PROBLEM TO WORK ON: Every record below should be printed exactly as given.

EXTRACTED MATERIAL:

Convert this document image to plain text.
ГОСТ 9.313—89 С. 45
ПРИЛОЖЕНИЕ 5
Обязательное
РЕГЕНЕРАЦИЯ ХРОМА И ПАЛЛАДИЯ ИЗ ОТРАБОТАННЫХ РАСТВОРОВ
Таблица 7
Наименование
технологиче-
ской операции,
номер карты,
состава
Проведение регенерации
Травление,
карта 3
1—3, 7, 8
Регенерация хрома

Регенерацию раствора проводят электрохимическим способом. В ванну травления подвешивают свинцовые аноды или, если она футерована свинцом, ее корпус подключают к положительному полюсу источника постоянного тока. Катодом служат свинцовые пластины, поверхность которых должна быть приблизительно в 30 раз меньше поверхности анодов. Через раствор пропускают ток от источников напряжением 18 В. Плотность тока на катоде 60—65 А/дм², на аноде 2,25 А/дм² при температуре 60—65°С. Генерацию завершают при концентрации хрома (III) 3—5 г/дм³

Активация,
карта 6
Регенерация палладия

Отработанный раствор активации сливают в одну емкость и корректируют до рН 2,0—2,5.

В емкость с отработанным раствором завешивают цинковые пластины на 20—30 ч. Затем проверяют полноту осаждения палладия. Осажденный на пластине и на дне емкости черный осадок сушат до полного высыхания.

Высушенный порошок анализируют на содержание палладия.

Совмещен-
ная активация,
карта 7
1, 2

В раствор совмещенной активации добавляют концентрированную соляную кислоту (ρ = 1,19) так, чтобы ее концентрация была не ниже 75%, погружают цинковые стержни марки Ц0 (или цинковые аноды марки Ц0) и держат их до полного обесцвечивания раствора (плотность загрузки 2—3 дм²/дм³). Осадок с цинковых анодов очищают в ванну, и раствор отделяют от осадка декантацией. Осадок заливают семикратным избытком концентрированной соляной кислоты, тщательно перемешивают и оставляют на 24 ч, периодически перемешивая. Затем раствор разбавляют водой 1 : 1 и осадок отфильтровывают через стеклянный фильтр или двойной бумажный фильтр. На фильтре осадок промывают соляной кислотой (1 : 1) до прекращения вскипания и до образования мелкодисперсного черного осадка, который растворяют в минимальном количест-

FINISHED EXERCISE:
Convert this document image to plain text.
ГОСТ 9.313—89 С. 45
ПРИЛОЖЕНИЕ 5
Обязательное
РЕГЕНЕРАЦИЯ ХРОМА И ПАЛЛАДИЯ ИЗ ОТРАБОТАННЫХ РАСТВОРОВ
Таблица 7
Наименование
технологиче-
ской операции,
номер карты,
состава
Проведение регенерации
Травление,
карта 3
1—3, 7, 8
Регенерация хрома

Регенерацию раствора проводят электрохимическим способом. В ванну травления подвешивают свинцовые аноды или, если она футерована свинцом, ее корпус подключают к положительному полюсу источника постоянного тока. Катодом служат свинцовые пластины, поверхность которых должна быть приблизительно в 30 раз меньше поверхности анодов. Через раствор пропускают ток от источников напряжением 18 В. Плотность тока на катоде 60—65 А/дм², на аноде 2,25 А/дм² при температуре 60—65°С. Генерацию завершают при концентрации хрома (III) 3—5 г/дм³

Активация,
карта 6
Регенерация палладия

Отработанный раствор активации сливают в одну емкость и корректируют до рН 2,0—2,5.

В емкость с отработанным раствором завешивают цинковые пластины на 20—30 ч. Затем проверяют полноту осаждения палладия. Осажденный на пластине и на дне емкости черный осадок сушат до полного высыхания.

Высушенный порошок анализируют на содержание палладия.

Совмещен-
ная активация,
карта 7
1, 2

В раствор совмещенной активации добавляют концентрированную соляную кислоту (ρ = 1,19) так, чтобы ее концентрация была не ниже 75%, погружают цинковые стержни марки Ц0 (или цинковые аноды марки Ц0) и держат их до полного обесцвечивания раствора (плотность загрузки 2—3 дм²/дм³). Осадок с цинковых анодов очищают в ванну, и раствор отделяют от осадка декантацией. Осадок заливают семикратным избытком концентрированной соляной кислоты, тщательно перемешивают и оставляют на 24 ч, периодически перемешивая. Затем раствор разбавляют водой 1 : 1 и осадок отфильтровывают через стеклянный фильтр или двойной бумажный фильтр. На фильтре осадок промывают соляной кислотой (1 : 1) до прекращения вскипания и до образования мелкодисперсного черного осадка, который растворяют в минимальном количест-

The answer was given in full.